• [TASK TO CARRY OUT]: Where a line holds "رواية", copy it.

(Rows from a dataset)
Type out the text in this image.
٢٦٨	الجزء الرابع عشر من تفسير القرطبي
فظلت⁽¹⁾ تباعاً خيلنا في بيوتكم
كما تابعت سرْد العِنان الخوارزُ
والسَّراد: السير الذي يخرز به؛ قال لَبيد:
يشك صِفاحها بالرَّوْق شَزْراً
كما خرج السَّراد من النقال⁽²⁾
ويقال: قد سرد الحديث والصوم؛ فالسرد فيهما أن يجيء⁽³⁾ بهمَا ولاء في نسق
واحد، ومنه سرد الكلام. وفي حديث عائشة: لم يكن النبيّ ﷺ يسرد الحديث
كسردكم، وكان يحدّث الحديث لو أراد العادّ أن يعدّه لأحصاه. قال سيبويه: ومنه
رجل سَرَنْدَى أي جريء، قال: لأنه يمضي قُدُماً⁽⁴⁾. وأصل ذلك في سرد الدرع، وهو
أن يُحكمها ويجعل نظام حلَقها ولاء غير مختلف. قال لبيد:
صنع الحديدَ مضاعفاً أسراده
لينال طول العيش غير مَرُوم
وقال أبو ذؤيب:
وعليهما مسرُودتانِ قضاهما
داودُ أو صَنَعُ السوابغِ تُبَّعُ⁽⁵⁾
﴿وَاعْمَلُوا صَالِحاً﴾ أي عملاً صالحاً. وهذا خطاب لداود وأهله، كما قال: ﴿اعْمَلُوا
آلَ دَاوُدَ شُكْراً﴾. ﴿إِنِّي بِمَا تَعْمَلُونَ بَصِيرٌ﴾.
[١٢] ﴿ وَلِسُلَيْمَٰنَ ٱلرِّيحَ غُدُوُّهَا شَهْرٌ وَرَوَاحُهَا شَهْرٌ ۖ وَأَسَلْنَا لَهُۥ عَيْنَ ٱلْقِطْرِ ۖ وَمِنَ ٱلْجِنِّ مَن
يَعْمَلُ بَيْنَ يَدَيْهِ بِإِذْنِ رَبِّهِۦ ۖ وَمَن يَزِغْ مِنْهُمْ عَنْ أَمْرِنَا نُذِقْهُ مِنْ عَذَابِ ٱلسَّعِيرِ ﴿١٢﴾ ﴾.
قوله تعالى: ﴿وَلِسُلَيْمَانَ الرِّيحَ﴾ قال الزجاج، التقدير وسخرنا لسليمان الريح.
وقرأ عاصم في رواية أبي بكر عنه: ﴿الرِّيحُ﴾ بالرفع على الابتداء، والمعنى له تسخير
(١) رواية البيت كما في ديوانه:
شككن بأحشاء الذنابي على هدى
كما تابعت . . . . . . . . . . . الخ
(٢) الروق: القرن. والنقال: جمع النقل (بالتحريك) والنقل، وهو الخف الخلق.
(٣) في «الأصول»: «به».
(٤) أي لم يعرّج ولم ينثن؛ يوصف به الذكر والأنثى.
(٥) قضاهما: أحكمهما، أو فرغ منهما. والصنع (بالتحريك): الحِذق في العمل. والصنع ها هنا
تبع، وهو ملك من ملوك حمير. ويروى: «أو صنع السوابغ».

• [ANSWER TO THE EXERCISE]:
وقرأ عاصم في رواية أبي بكر عنه: ﴿الرِّيحُ﴾ بالرفع على الابتداء، والمعنى له تسخير
(١) رواية البيت كما في ديوانه:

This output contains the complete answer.